*** Source material Section Begins ***

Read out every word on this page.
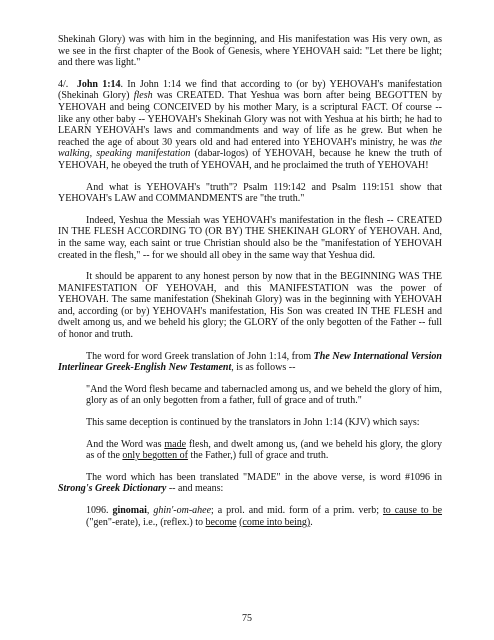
Shekinah Glory) was with him in the beginning, and His manifestation was His very own, as we see in the first chapter of the Book of Genesis, where YEHOVAH said: "Let there be light; and there was light."

4/. John 1:14. In John 1:14 we find that according to (or by) YEHOVAH's manifestation (Shekinah Glory) flesh was CREATED. That Yeshua was born after being BEGOTTEN by YEHOVAH and being CONCEIVED by his mother Mary, is a scriptural FACT. Of course -- like any other baby -- YEHOVAH's Shekinah Glory was not with Yeshua at his birth; he had to LEARN YEHOVAH's laws and commandments and way of life as he grew. But when he reached the age of about 30 years old and had entered into YEHOVAH's ministry, he was the walking, speaking manifestation (dabar-logos) of YEHOVAH, because he knew the truth of YEHOVAH, he obeyed the truth of YEHOVAH, and he proclaimed the truth of YEHOVAH!

And what is YEHOVAH's "truth"? Psalm 119:142 and Psalm 119:151 show that YEHOVAH's LAW and COMMANDMENTS are "the truth."

Indeed, Yeshua the Messiah was YEHOVAH's manifestation in the flesh -- CREATED IN THE FLESH ACCORDING TO (OR BY) THE SHEKINAH GLORY of YEHOVAH. And, in the same way, each saint or true Christian should also be the "manifestation of YEHOVAH created in the flesh," -- for we should all obey in the same way that Yeshua did.

It should be apparent to any honest person by now that in the BEGINNING WAS THE MANIFESTATION OF YEHOVAH, and this MANIFESTATION was the power of YEHOVAH. The same manifestation (Shekinah Glory) was in the beginning with YEHOVAH and, according (or by) YEHOVAH's manifestation, His Son was created IN THE FLESH and dwelt among us, and we beheld his glory; the GLORY of the only begotten of the Father -- full of honor and truth.

The word for word Greek translation of John 1:14, from The New International Version Interlinear Greek-English New Testament, is as follows --

"And the Word flesh became and tabernacled among us, and we beheld the glory of him, glory as of an only begotten from a father, full of grace and of truth."

This same deception is continued by the translators in John 1:14 (KJV) which says:

And the Word was made flesh, and dwelt among us, (and we beheld his glory, the glory as of the only begotten of the Father,) full of grace and truth.

The word which has been translated "MADE" in the above verse, is word #1096 in Strong's Greek Dictionary -- and means:

1096. ginomai, ghin'-om-ahee; a prol. and mid. form of a prim. verb; to cause to be ("gen"-erate), i.e., (reflex.) to become (come into being).

75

*** Source material Section Ends ***

> **What you should do**
Where a picture appears, omit it, and otherwise retype the material exactly.

> **Response to the task**
Read out every word on this page.
Shekinah Glory) was with him in the beginning, and His manifestation was His very own, as we see in the first chapter of the Book of Genesis, where YEHOVAH said: "Let there be light; and there was light."

4/. John 1:14. In John 1:14 we find that according to (or by) YEHOVAH's manifestation (Shekinah Glory) flesh was CREATED. That Yeshua was born after being BEGOTTEN by YEHOVAH and being CONCEIVED by his mother Mary, is a scriptural FACT. Of course -- like any other baby -- YEHOVAH's Shekinah Glory was not with Yeshua at his birth; he had to LEARN YEHOVAH's laws and commandments and way of life as he grew. But when he reached the age of about 30 years old and had entered into YEHOVAH's ministry, he was the walking, speaking manifestation (dabar-logos) of YEHOVAH, because he knew the truth of YEHOVAH, he obeyed the truth of YEHOVAH, and he proclaimed the truth of YEHOVAH!

And what is YEHOVAH's "truth"? Psalm 119:142 and Psalm 119:151 show that YEHOVAH's LAW and COMMANDMENTS are "the truth."

Indeed, Yeshua the Messiah was YEHOVAH's manifestation in the flesh -- CREATED IN THE FLESH ACCORDING TO (OR BY) THE SHEKINAH GLORY of YEHOVAH. And, in the same way, each saint or true Christian should also be the "manifestation of YEHOVAH created in the flesh," -- for we should all obey in the same way that Yeshua did.

It should be apparent to any honest person by now that in the BEGINNING WAS THE MANIFESTATION OF YEHOVAH, and this MANIFESTATION was the power of YEHOVAH. The same manifestation (Shekinah Glory) was in the beginning with YEHOVAH and, according (or by) YEHOVAH's manifestation, His Son was created IN THE FLESH and dwelt among us, and we beheld his glory; the GLORY of the only begotten of the Father -- full of honor and truth.

The word for word Greek translation of John 1:14, from The New International Version Interlinear Greek-English New Testament, is as follows --

"And the Word flesh became and tabernacled among us, and we beheld the glory of him, glory as of an only begotten from a father, full of grace and of truth."

This same deception is continued by the translators in John 1:14 (KJV) which says:

And the Word was made flesh, and dwelt among us, (and we beheld his glory, the glory as of the only begotten of the Father,) full of grace and truth.

The word which has been translated "MADE" in the above verse, is word #1096 in Strong's Greek Dictionary -- and means:

1096. ginomai, ghin'-om-ahee; a prol. and mid. form of a prim. verb; to cause to be ("gen"-erate), i.e., (reflex.) to become (come into being).

75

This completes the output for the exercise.